— START OF Passage given —
Pennebaker was one of a team of film-makers (including Richard Leacock and Albert Maysles) who, in the early 1960s, devised the portable, hand- held camera equipment that formed the basis for the cinema verite movement. The documentary revolution was as much an ideological as a technological one; the verite films discarded preachy narration in favour of watchful fly- on-the-wall neutrality and championed non-judgmental observation as the purest form of documentation. While the definition of a documentary has grown ever more mutable (see Errol Morris's open-ended philosophical inquiries and Nick Broomfield's decidedly participatory free-for-alls), the abiding influence of the verite school is undeniable. Pennebaker, for his part, is wary of definitions. "The problem with everything getting labelled," he says, "is that people start looking for walls between the labels."
Arguably the pre-eminent chronicler of Sixties counterculture, Pennebaker is best known for the priceless rockumentaries Don't Look Back and Monterey Pop. The former, filmed during Bob Dylan's 1965 UK tour, captured an incipient messiah at his most human; the latter, with remarkable live footage of Janis Joplin, Ravi Shankar and an incendiary Jimi Hendrix, affectionately immortalised the Summer of Love and paved the way for Woodstock. Pennebaker and Hegedus's collaborations include The Energy War, an improbable five- hour epic about then-president Jimmy Carter's gas deregulation bill; 101, an undervalued 1989 Depeche Mode road movie; and, most recently, the Oscar- nominated War Room, a witty behind-the-scenes look at Bill Clinton's first presidential campaign, starring the candidate's intrepid strategists and spin doctors.
This year has been a successful one for the quietly prolific couple. Their latest film, Moon Over Broadway, was widely praised at the Toronto Film Festival in September (it opens theatrically in the US in February). A funny and often painfully revealing backstage documentary, the movie charts - from rehearsals to closing night - comedienne Carol Burnett's return to Broadway in the recent production Moon Over Buffalo. Also, Pennebaker and Hegedus have been attracting attention for their contributions to the new weekly public-television series Sessions at West 54th.
— END OF Passage given —
Goals –
**a)** Write out the part of the passage about Pennebaker starting with "This year has" and going on through "at West 54th.".
**b)** According to the passage about Pennebaker, whose 1965 UK tour was filmed for Don't Look Back?
**c)** Translate this sentence from the passage about Pennebaker into Spanish: "This year has been a successful one for the quietly prolific couple."
— START OF Data supplied —
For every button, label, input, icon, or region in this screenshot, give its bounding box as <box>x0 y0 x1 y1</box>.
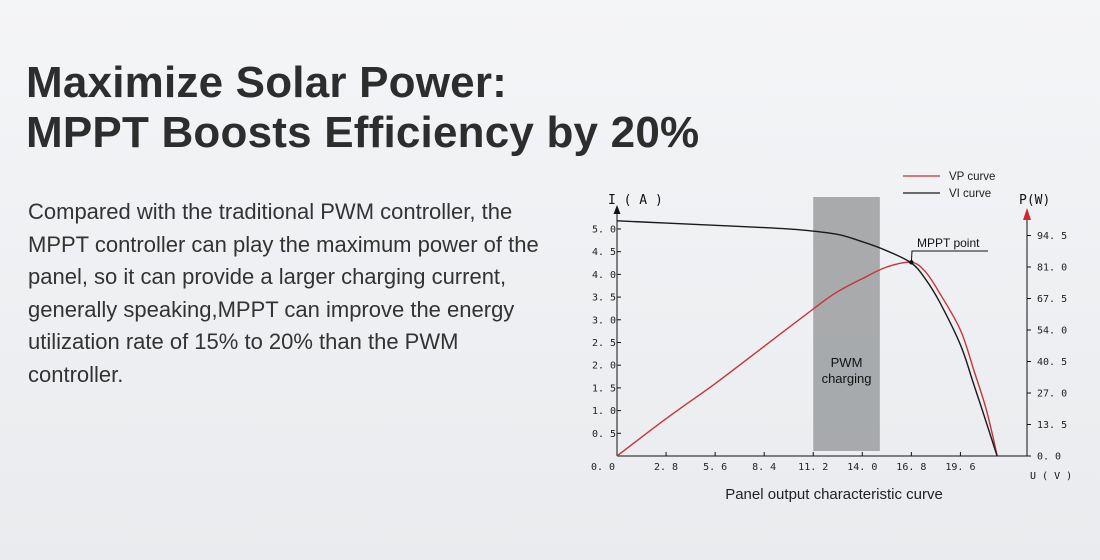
legend-vi-label: VI curve <box>949 188 991 200</box>
x-tick-label-2: 8. 4 <box>752 462 776 473</box>
curve-layer <box>616 220 998 457</box>
right-y-tick-label-3: 40. 5 <box>1037 357 1067 368</box>
left-y-tick-label-2: 1. 5 <box>592 383 616 394</box>
axis-layer: I ( A ) P(W) U ( V ) 0. 0 2. 8 5. 6 8. 4 11. 2 1… <box>591 193 1072 482</box>
right-y-tick-label-1: 13. 5 <box>1037 420 1067 431</box>
right-y-tick-label-6: 81. 0 <box>1037 263 1067 274</box>
left-y-tick-label-0: 0. 5 <box>592 429 616 440</box>
legend-vp-label: VP curve <box>949 171 995 183</box>
label-layer: VP curve VI curve MPPT point Panel output c… <box>725 171 995 503</box>
vp-curve-line <box>616 261 998 457</box>
right-y-tick-label-0: 0. 0 <box>1037 452 1061 463</box>
chart-caption: Panel output characteristic curve <box>725 486 943 503</box>
right-y-tick-label-5: 67. 5 <box>1037 294 1067 305</box>
headline: Maximize Solar Power: MPPT Boosts Effici… <box>26 58 699 158</box>
pwm-charging-band <box>813 197 880 451</box>
x-tick-label-5: 16. 8 <box>896 462 926 473</box>
mppt-leader-line <box>910 250 988 263</box>
left-y-tick-label-7: 4. 0 <box>592 270 616 281</box>
mppt-point-marker <box>909 260 914 265</box>
right-y-tick-label-4: 54. 0 <box>1037 326 1067 337</box>
headline-line-2: MPPT Boosts Efficiency by 20% <box>26 108 700 157</box>
x-tick-label-0: 2. 8 <box>654 462 678 473</box>
right-y-tick-label-7: 94. 5 <box>1037 231 1067 242</box>
left-y-axis-title: I ( A ) <box>608 193 663 208</box>
left-y-axis-arrow <box>613 205 621 214</box>
right-y-tick-label-2: 27. 0 <box>1037 389 1067 400</box>
x-origin-label: 0. 0 <box>591 462 615 473</box>
x-tick-label-3: 11. 2 <box>798 462 828 473</box>
left-y-tick-label-4: 2. 5 <box>592 338 616 349</box>
pwm-band-label-line1: PWM <box>831 355 863 370</box>
right-y-axis-title: P(W) <box>1019 193 1050 208</box>
x-axis-title: U ( V ) <box>1030 471 1072 482</box>
mppt-point-label: MPPT point <box>917 236 980 250</box>
x-tick-label-6: 19. 6 <box>945 462 975 473</box>
right-y-axis-arrow <box>1023 208 1031 220</box>
pwm-band-label-line2: charging <box>822 371 872 386</box>
headline-line-1: Maximize Solar Power: <box>26 58 508 107</box>
left-y-tick-label-8: 4. 5 <box>592 247 616 258</box>
left-y-tick-label-6: 3. 5 <box>592 293 616 304</box>
left-y-tick-label-5: 3. 0 <box>592 315 616 326</box>
x-tick-label-1: 5. 6 <box>703 462 727 473</box>
left-y-tick-label-1: 1. 0 <box>592 406 616 417</box>
vi-curve-line <box>616 220 998 457</box>
x-tick-label-4: 14. 0 <box>847 462 877 473</box>
description-text: Compared with the traditional PWM contro… <box>28 199 539 387</box>
left-y-tick-label-9: 5. 0 <box>592 224 616 235</box>
left-y-tick-label-3: 2. 0 <box>592 361 616 372</box>
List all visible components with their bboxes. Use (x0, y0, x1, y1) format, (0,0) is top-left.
— END OF Data supplied —
Written answers –
**a)**
This year has been a successful one for the quietly prolific couple. Their latest film, Moon Over Broadway, was widely praised at the Toronto Film Festival in September (it opens theatrically in the US in February). A funny and often painfully revealing backstage documentary, the movie charts - from rehearsals to closing night - comedienne Carol Burnett's return to Broadway in the recent production Moon Over Buffalo. Also, Pennebaker and Hegedus have been attracting attention for their contributions to the new weekly public-television series Sessions at West 54th.

**b)** Bob Dylan's

**c)** Este año ha sido exitoso para la pareja discretamente prolífica.